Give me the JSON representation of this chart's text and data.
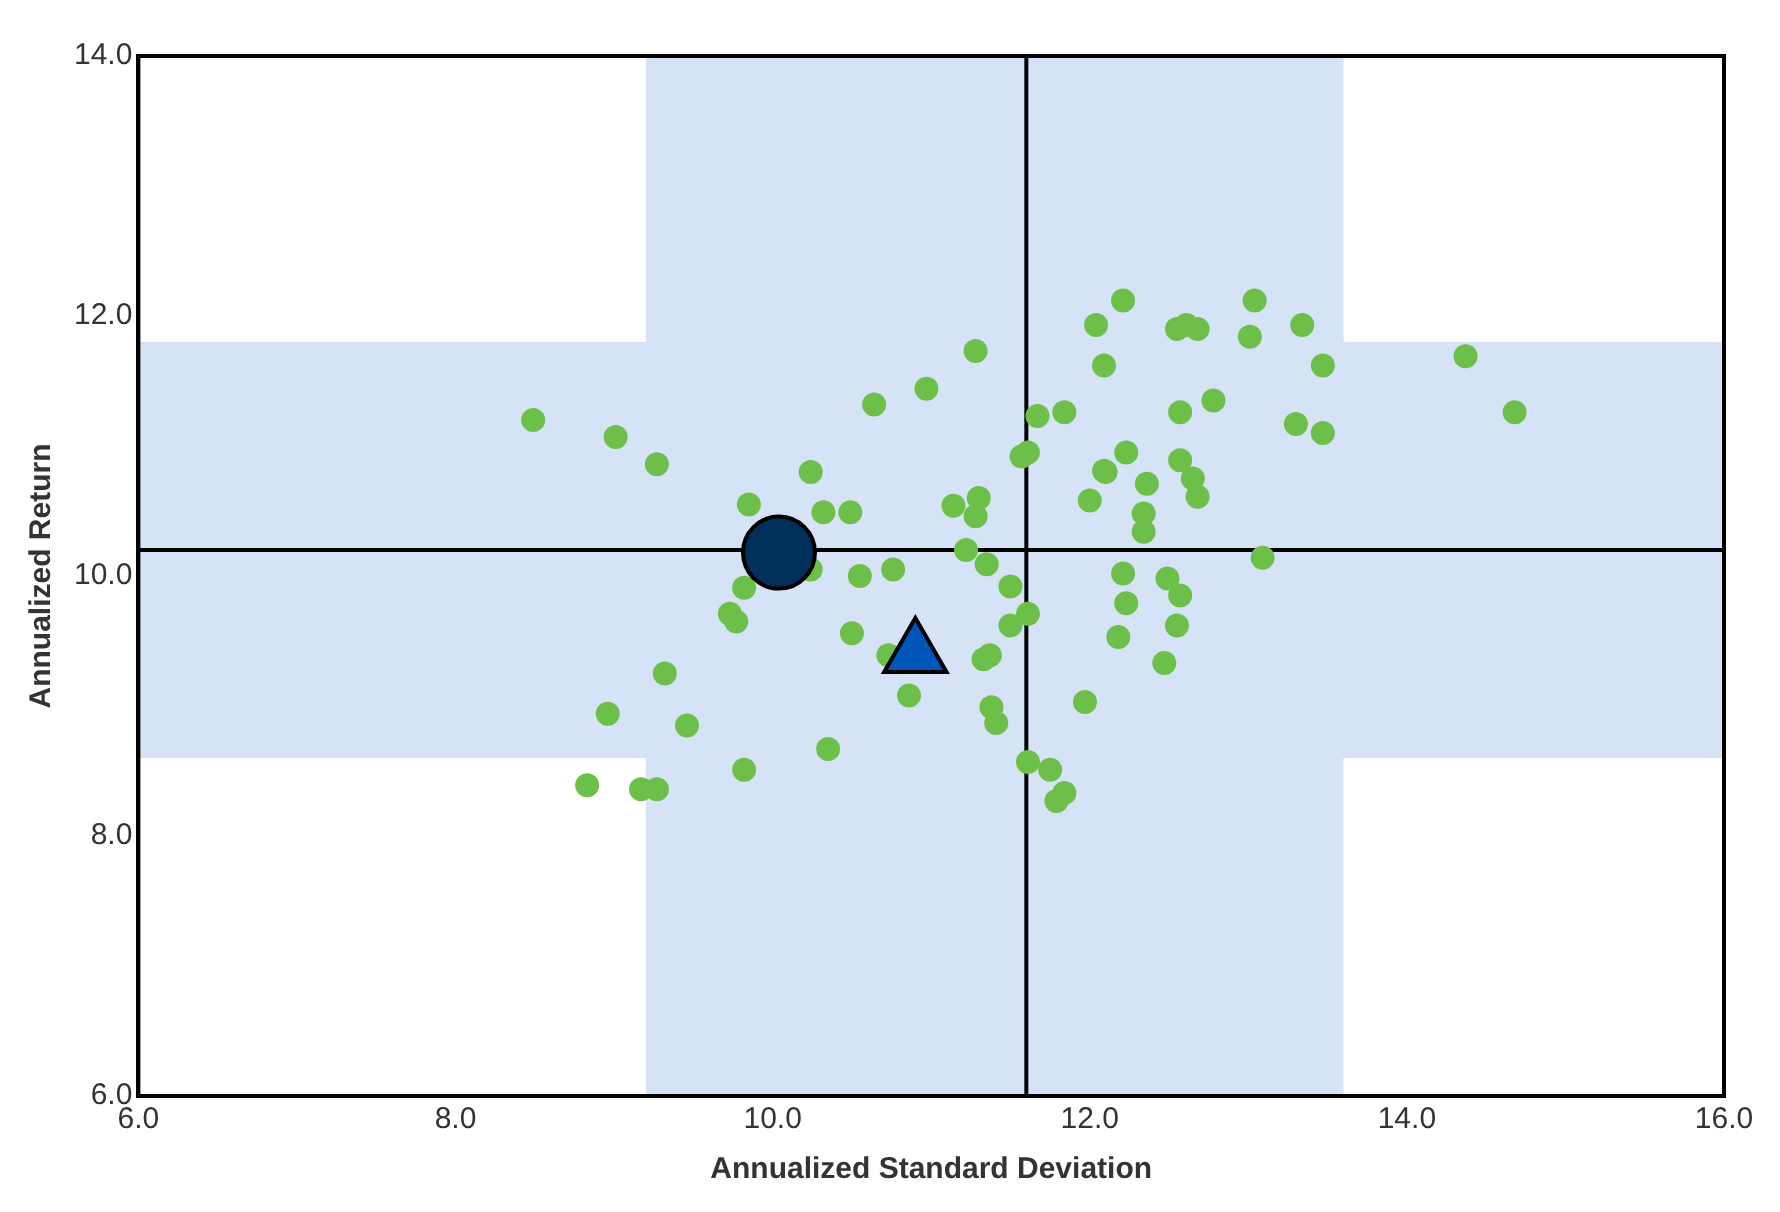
{
  "chart_data": {
    "type": "scatter",
    "xlabel": "Annualized Standard Deviation",
    "ylabel": "Annualized Return",
    "xlim": [
      6,
      16
    ],
    "xticks": [
      {
        "value": 6,
        "label": "6.0"
      },
      {
        "value": 8,
        "label": "8.0"
      },
      {
        "value": 10,
        "label": "10.0"
      },
      {
        "value": 12,
        "label": "12.0"
      },
      {
        "value": 14,
        "label": "14.0"
      },
      {
        "value": 16,
        "label": "16.0"
      }
    ],
    "ylim": [
      6,
      14
    ],
    "yticks": [
      {
        "value": 6,
        "label": "6.0"
      },
      {
        "value": 8,
        "label": "8.0"
      },
      {
        "value": 10,
        "label": "10.0"
      },
      {
        "value": 12,
        "label": "12.0"
      },
      {
        "value": 14,
        "label": "14.0"
      }
    ],
    "grid": false,
    "legend": false,
    "bands": [
      {
        "axis": "x",
        "from": 9.2,
        "to": 13.6,
        "color": "#d6e3f7"
      },
      {
        "axis": "y",
        "from": 8.6,
        "to": 11.8,
        "color": "#d6e3f7"
      }
    ],
    "ref_lines": [
      {
        "axis": "x",
        "value": 11.6,
        "color": "#000000"
      },
      {
        "axis": "y",
        "value": 10.2,
        "color": "#000000"
      }
    ],
    "series": [
      {
        "color": "#6cc04a",
        "marker": "circle",
        "x": [
          8.49,
          9.01,
          9.27,
          9.85,
          10.24,
          10.32,
          10.49,
          10.64,
          10.97,
          11.28,
          11.14,
          11.3,
          11.28,
          10.24,
          9.82,
          9.73,
          9.77,
          10.55,
          10.76,
          10.5,
          9.32,
          8.96,
          9.46,
          8.83,
          9.17,
          9.27,
          9.82,
          10.35,
          10.73,
          10.86,
          11.22,
          11.35,
          11.5,
          11.61,
          11.5,
          11.37,
          11.33,
          11.38,
          11.41,
          11.97,
          11.61,
          11.75,
          11.84,
          11.79,
          11.57,
          11.61,
          11.67,
          11.84,
          12.04,
          12.09,
          12.09,
          12.0,
          12.21,
          12.55,
          12.61,
          12.68,
          13.04,
          13.01,
          13.34,
          13.47,
          12.78,
          12.57,
          13.3,
          13.47,
          12.23,
          12.1,
          12.57,
          12.65,
          12.68,
          12.36,
          12.34,
          12.34,
          13.09,
          12.21,
          12.49,
          12.57,
          12.23,
          12.55,
          12.18,
          12.47,
          14.37,
          14.68
        ],
        "values": [
          11.2,
          11.07,
          10.86,
          10.55,
          10.8,
          10.49,
          10.49,
          11.32,
          11.44,
          11.73,
          10.54,
          10.6,
          10.46,
          10.05,
          9.91,
          9.71,
          9.65,
          10.0,
          10.05,
          9.56,
          9.25,
          8.94,
          8.85,
          8.39,
          8.36,
          8.36,
          8.51,
          8.67,
          9.39,
          9.08,
          10.2,
          10.09,
          9.92,
          9.71,
          9.62,
          9.39,
          9.36,
          8.99,
          8.87,
          9.03,
          8.57,
          8.51,
          8.33,
          8.27,
          10.92,
          10.95,
          11.23,
          11.26,
          11.93,
          11.62,
          10.81,
          10.58,
          12.12,
          11.9,
          11.93,
          11.9,
          12.12,
          11.84,
          11.93,
          11.62,
          11.35,
          11.26,
          11.17,
          11.1,
          10.95,
          10.8,
          10.89,
          10.75,
          10.61,
          10.71,
          10.48,
          10.34,
          10.14,
          10.02,
          9.98,
          9.85,
          9.79,
          9.62,
          9.53,
          9.33,
          11.69,
          11.26
        ]
      },
      {
        "color": "#00305a",
        "marker": "circle",
        "x": [
          10.04
        ],
        "values": [
          10.18
        ]
      },
      {
        "color": "#0055b8",
        "marker": "triangle",
        "x": [
          10.9
        ],
        "values": [
          9.4
        ]
      }
    ]
  }
}
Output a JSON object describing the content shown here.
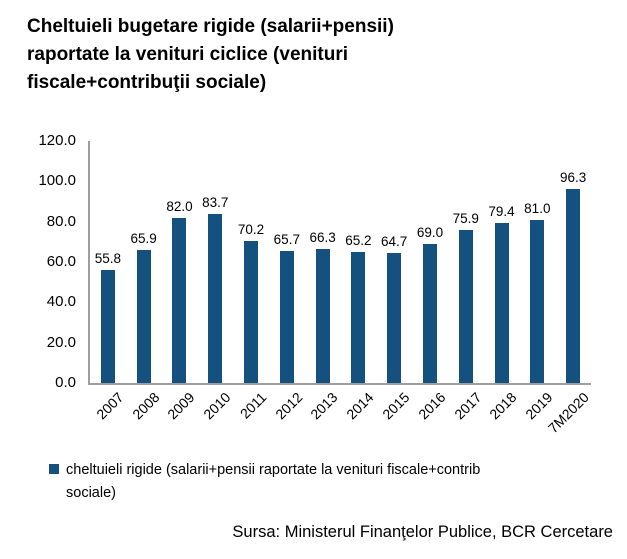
{
  "title": "Cheltuieli bugetare rigide (salarii+pensii)\nraportate la venituri ciclice (venituri\nfiscale+contribuţii sociale)",
  "chart_data": {
    "type": "bar",
    "title": "Cheltuieli bugetare rigide (salarii+pensii) raportate la venituri ciclice (venituri fiscale+contribuţii sociale)",
    "categories": [
      "2007",
      "2008",
      "2009",
      "2010",
      "2011",
      "2012",
      "2013",
      "2014",
      "2015",
      "2016",
      "2017",
      "2018",
      "2019",
      "7M2020"
    ],
    "values": [
      55.8,
      65.9,
      82.0,
      83.7,
      70.2,
      65.7,
      66.3,
      65.2,
      64.7,
      69.0,
      75.9,
      79.4,
      81.0,
      96.3
    ],
    "value_labels": [
      "55.8",
      "65.9",
      "82.0",
      "83.7",
      "70.2",
      "65.7",
      "66.3",
      "65.2",
      "64.7",
      "69.0",
      "75.9",
      "79.4",
      "81.0",
      "96.3"
    ],
    "xlabel": "",
    "ylabel": "",
    "ylim": [
      0,
      120
    ],
    "ytick_labels_top_to_bottom": [
      "120.0",
      "100.0",
      "80.0",
      "60.0",
      "40.0",
      "20.0",
      "0.0"
    ],
    "grid": false,
    "data_labels": true,
    "legend_position": "bottom",
    "legend_entries": [
      "cheltuieli rigide (salarii+pensii raportate la venituri fiscale+contrib sociale)"
    ],
    "bar_color": "#14517F",
    "axis_color": "#9e9e9e"
  },
  "legend": {
    "label": "cheltuieli rigide (salarii+pensii raportate la venituri fiscale+contrib\nsociale)",
    "marker_color": "#14517F"
  },
  "source": "Sursa: Ministerul Finanţelor Publice, BCR Cercetare",
  "colors": {
    "bar": "#14517F",
    "axis": "#9e9e9e",
    "text": "#000000",
    "background": "#ffffff"
  }
}
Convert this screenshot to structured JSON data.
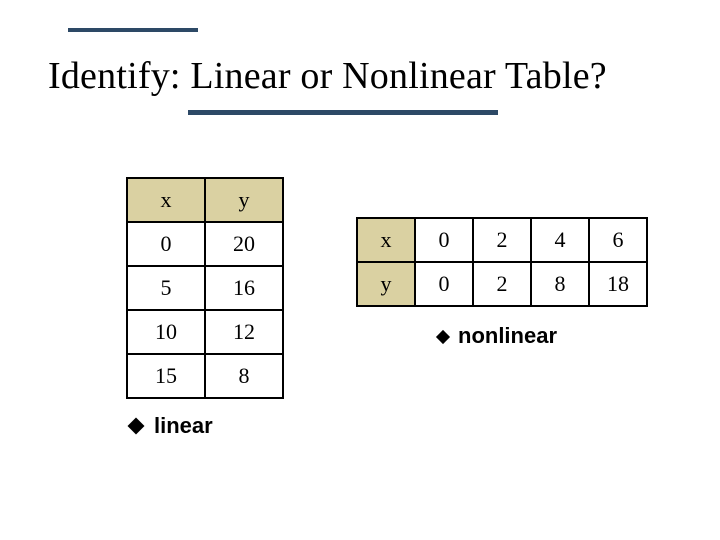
{
  "title": "Identify: Linear or Nonlinear Table?",
  "colors": {
    "rule": "#2d4966",
    "headerBg": "#dad1a2",
    "border": "#000000",
    "text": "#000000",
    "background": "#ffffff"
  },
  "tableLeft": {
    "orientation": "vertical",
    "headers": {
      "x": "x",
      "y": "y"
    },
    "rows": [
      {
        "x": "0",
        "y": "20"
      },
      {
        "x": "5",
        "y": "16"
      },
      {
        "x": "10",
        "y": "12"
      },
      {
        "x": "15",
        "y": "8"
      }
    ],
    "answer": "linear"
  },
  "tableRight": {
    "orientation": "horizontal",
    "headers": {
      "x": "x",
      "y": "y"
    },
    "xRow": [
      "0",
      "2",
      "4",
      "6"
    ],
    "yRow": [
      "0",
      "2",
      "8",
      "18"
    ],
    "answer": "nonlinear"
  },
  "style": {
    "titleFontSize": 38,
    "tableFontSize": 22,
    "answerFontSize": 22,
    "leftCellWidth": 78,
    "leftCellHeight": 44,
    "rightCellWidth": 58,
    "rightCellHeight": 44
  }
}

+ + + + + + +

- **CHALLENGE**:
Retype each record exactly as it stands, but do not include the pictures.

- **ANSWER TO THE PROBLEM**:
Give me the JSON representation of this chart's text and data.
{
  "chart_data": {
    "type": "scatter",
    "xlabel": "Annualized Standard Deviation",
    "ylabel": "Annualized Return",
    "xlim": [
      6,
      16
    ],
    "xticks": [
      {
        "value": 6,
        "label": "6.0"
      },
      {
        "value": 8,
        "label": "8.0"
      },
      {
        "value": 10,
        "label": "10.0"
      },
      {
        "value": 12,
        "label": "12.0"
      },
      {
        "value": 14,
        "label": "14.0"
      },
      {
        "value": 16,
        "label": "16.0"
      }
    ],
    "ylim": [
      6,
      14
    ],
    "yticks": [
      {
        "value": 6,
        "label": "6.0"
      },
      {
        "value": 8,
        "label": "8.0"
      },
      {
        "value": 10,
        "label": "10.0"
      },
      {
        "value": 12,
        "label": "12.0"
      },
      {
        "value": 14,
        "label": "14.0"
      }
    ],
    "grid": false,
    "legend": false,
    "bands": [
      {
        "axis": "x",
        "from": 9.2,
        "to": 13.6,
        "color": "#d6e3f7"
      },
      {
        "axis": "y",
        "from": 8.6,
        "to": 11.8,
        "color": "#d6e3f7"
      }
    ],
    "ref_lines": [
      {
        "axis": "x",
        "value": 11.6,
        "color": "#000000"
      },
      {
        "axis": "y",
        "value": 10.2,
        "color": "#000000"
      }
    ],
    "series": [
      {
        "color": "#6cc04a",
        "marker": "circle",
        "x": [
          8.49,
          9.01,
          9.27,
          9.85,
          10.24,
          10.32,
          10.49,
          10.64,
          10.97,
          11.28,
          11.14,
          11.3,
          11.28,
          10.24,
          9.82,
          9.73,
          9.77,
          10.55,
          10.76,
          10.5,
          9.32,
          8.96,
          9.46,
          8.83,
          9.17,
          9.27,
          9.82,
          10.35,
          10.73,
          10.86,
          11.22,
          11.35,
          11.5,
          11.61,
          11.5,
          11.37,
          11.33,
          11.38,
          11.41,
          11.97,
          11.61,
          11.75,
          11.84,
          11.79,
          11.57,
          11.61,
          11.67,
          11.84,
          12.04,
          12.09,
          12.09,
          12.0,
          12.21,
          12.55,
          12.61,
          12.68,
          13.04,
          13.01,
          13.34,
          13.47,
          12.78,
          12.57,
          13.3,
          13.47,
          12.23,
          12.1,
          12.57,
          12.65,
          12.68,
          12.36,
          12.34,
          12.34,
          13.09,
          12.21,
          12.49,
          12.57,
          12.23,
          12.55,
          12.18,
          12.47,
          14.37,
          14.68
        ],
        "values": [
          11.2,
          11.07,
          10.86,
          10.55,
          10.8,
          10.49,
          10.49,
          11.32,
          11.44,
          11.73,
          10.54,
          10.6,
          10.46,
          10.05,
          9.91,
          9.71,
          9.65,
          10.0,
          10.05,
          9.56,
          9.25,
          8.94,
          8.85,
          8.39,
          8.36,
          8.36,
          8.51,
          8.67,
          9.39,
          9.08,
          10.2,
          10.09,
          9.92,
          9.71,
          9.62,
          9.39,
          9.36,
          8.99,
          8.87,
          9.03,
          8.57,
          8.51,
          8.33,
          8.27,
          10.92,
          10.95,
          11.23,
          11.26,
          11.93,
          11.62,
          10.81,
          10.58,
          12.12,
          11.9,
          11.93,
          11.9,
          12.12,
          11.84,
          11.93,
          11.62,
          11.35,
          11.26,
          11.17,
          11.1,
          10.95,
          10.8,
          10.89,
          10.75,
          10.61,
          10.71,
          10.48,
          10.34,
          10.14,
          10.02,
          9.98,
          9.85,
          9.79,
          9.62,
          9.53,
          9.33,
          11.69,
          11.26
        ]
      },
      {
        "color": "#00305a",
        "marker": "circle",
        "x": [
          10.04
        ],
        "values": [
          10.18
        ]
      },
      {
        "color": "#0055b8",
        "marker": "triangle",
        "x": [
          10.9
        ],
        "values": [
          9.4
        ]
      }
    ]
  }
}
Output a JSON object describing the content shown here.
{
  "title": "Cheltuieli bugetare rigide (salarii+pensii)\nraportate la venituri ciclice (venituri\nfiscale+contribuţii sociale)",
  "chart_data": {
    "type": "bar",
    "title": "Cheltuieli bugetare rigide (salarii+pensii) raportate la venituri ciclice (venituri fiscale+contribuţii sociale)",
    "categories": [
      "2007",
      "2008",
      "2009",
      "2010",
      "2011",
      "2012",
      "2013",
      "2014",
      "2015",
      "2016",
      "2017",
      "2018",
      "2019",
      "7M2020"
    ],
    "values": [
      55.8,
      65.9,
      82.0,
      83.7,
      70.2,
      65.7,
      66.3,
      65.2,
      64.7,
      69.0,
      75.9,
      79.4,
      81.0,
      96.3
    ],
    "value_labels": [
      "55.8",
      "65.9",
      "82.0",
      "83.7",
      "70.2",
      "65.7",
      "66.3",
      "65.2",
      "64.7",
      "69.0",
      "75.9",
      "79.4",
      "81.0",
      "96.3"
    ],
    "xlabel": "",
    "ylabel": "",
    "ylim": [
      0,
      120
    ],
    "ytick_labels_top_to_bottom": [
      "120.0",
      "100.0",
      "80.0",
      "60.0",
      "40.0",
      "20.0",
      "0.0"
    ],
    "grid": false,
    "data_labels": true,
    "legend_position": "bottom",
    "legend_entries": [
      "cheltuieli rigide (salarii+pensii raportate la venituri fiscale+contrib sociale)"
    ],
    "bar_color": "#14517F",
    "axis_color": "#9e9e9e"
  },
  "legend": {
    "label": "cheltuieli rigide (salarii+pensii raportate la venituri fiscale+contrib\nsociale)",
    "marker_color": "#14517F"
  },
  "source": "Sursa: Ministerul Finanţelor Publice, BCR Cercetare",
  "colors": {
    "bar": "#14517F",
    "axis": "#9e9e9e",
    "text": "#000000",
    "background": "#ffffff"
  }
}
Convert this screenshot to structured JSON data.
{
  "title": "Identify: Linear or Nonlinear Table?",
  "colors": {
    "rule": "#2d4966",
    "headerBg": "#dad1a2",
    "border": "#000000",
    "text": "#000000",
    "background": "#ffffff"
  },
  "tableLeft": {
    "orientation": "vertical",
    "headers": {
      "x": "x",
      "y": "y"
    },
    "rows": [
      {
        "x": "0",
        "y": "20"
      },
      {
        "x": "5",
        "y": "16"
      },
      {
        "x": "10",
        "y": "12"
      },
      {
        "x": "15",
        "y": "8"
      }
    ],
    "answer": "linear"
  },
  "tableRight": {
    "orientation": "horizontal",
    "headers": {
      "x": "x",
      "y": "y"
    },
    "xRow": [
      "0",
      "2",
      "4",
      "6"
    ],
    "yRow": [
      "0",
      "2",
      "8",
      "18"
    ],
    "answer": "nonlinear"
  },
  "style": {
    "titleFontSize": 38,
    "tableFontSize": 22,
    "answerFontSize": 22,
    "leftCellWidth": 78,
    "leftCellHeight": 44,
    "rightCellWidth": 58,
    "rightCellHeight": 44
  }
}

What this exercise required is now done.